> [WHAT IS NEEDED]:
Return the full set of entries exactly. Omit none.

> [INPUT RECORDS]:
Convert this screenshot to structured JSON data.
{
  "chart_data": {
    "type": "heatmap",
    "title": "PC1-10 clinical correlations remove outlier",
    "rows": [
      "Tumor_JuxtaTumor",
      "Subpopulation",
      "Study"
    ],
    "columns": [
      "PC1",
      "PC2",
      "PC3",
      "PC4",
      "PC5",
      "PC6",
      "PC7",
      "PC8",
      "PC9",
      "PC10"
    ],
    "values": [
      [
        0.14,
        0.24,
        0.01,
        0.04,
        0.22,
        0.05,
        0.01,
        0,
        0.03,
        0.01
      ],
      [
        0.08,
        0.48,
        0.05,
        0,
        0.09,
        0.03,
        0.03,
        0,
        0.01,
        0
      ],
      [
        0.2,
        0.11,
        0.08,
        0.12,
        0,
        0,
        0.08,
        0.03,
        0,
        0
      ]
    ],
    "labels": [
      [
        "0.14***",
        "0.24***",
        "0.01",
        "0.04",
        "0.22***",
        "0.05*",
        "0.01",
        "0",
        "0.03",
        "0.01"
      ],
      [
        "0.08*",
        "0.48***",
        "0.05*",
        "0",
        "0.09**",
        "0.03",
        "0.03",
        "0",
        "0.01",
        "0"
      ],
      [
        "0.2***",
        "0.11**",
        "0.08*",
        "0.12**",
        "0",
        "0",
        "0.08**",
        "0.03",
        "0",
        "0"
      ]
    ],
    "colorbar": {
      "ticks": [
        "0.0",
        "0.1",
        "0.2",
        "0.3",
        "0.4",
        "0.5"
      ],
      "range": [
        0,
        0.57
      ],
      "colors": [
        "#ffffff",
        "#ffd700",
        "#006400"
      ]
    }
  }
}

> [TASK OUTPUT]:
Convert this screenshot to structured JSON data.
{
  "chart_data": {
    "type": "heatmap",
    "title": "PC1-10 clinical correlations remove outlier",
    "rows": [
      "Tumor_JuxtaTumor",
      "Subpopulation",
      "Study"
    ],
    "columns": [
      "PC1",
      "PC2",
      "PC3",
      "PC4",
      "PC5",
      "PC6",
      "PC7",
      "PC8",
      "PC9",
      "PC10"
    ],
    "values": [
      [
        0.14,
        0.24,
        0.01,
        0.04,
        0.22,
        0.05,
        0.01,
        0,
        0.03,
        0.01
      ],
      [
        0.08,
        0.48,
        0.05,
        0,
        0.09,
        0.03,
        0.03,
        0,
        0.01,
        0
      ],
      [
        0.2,
        0.11,
        0.08,
        0.12,
        0,
        0,
        0.08,
        0.03,
        0,
        0
      ]
    ],
    "labels": [
      [
        "0.14***",
        "0.24***",
        "0.01",
        "0.04",
        "0.22***",
        "0.05*",
        "0.01",
        "0",
        "0.03",
        "0.01"
      ],
      [
        "0.08*",
        "0.48***",
        "0.05*",
        "0",
        "0.09**",
        "0.03",
        "0.03",
        "0",
        "0.01",
        "0"
      ],
      [
        "0.2***",
        "0.11**",
        "0.08*",
        "0.12**",
        "0",
        "0",
        "0.08**",
        "0.03",
        "0",
        "0"
      ]
    ],
    "colorbar": {
      "ticks": [
        "0.0",
        "0.1",
        "0.2",
        "0.3",
        "0.4",
        "0.5"
      ],
      "range": [
        0,
        0.57
      ],
      "colors": [
        "#ffffff",
        "#ffd700",
        "#006400"
      ]
    }
  }
}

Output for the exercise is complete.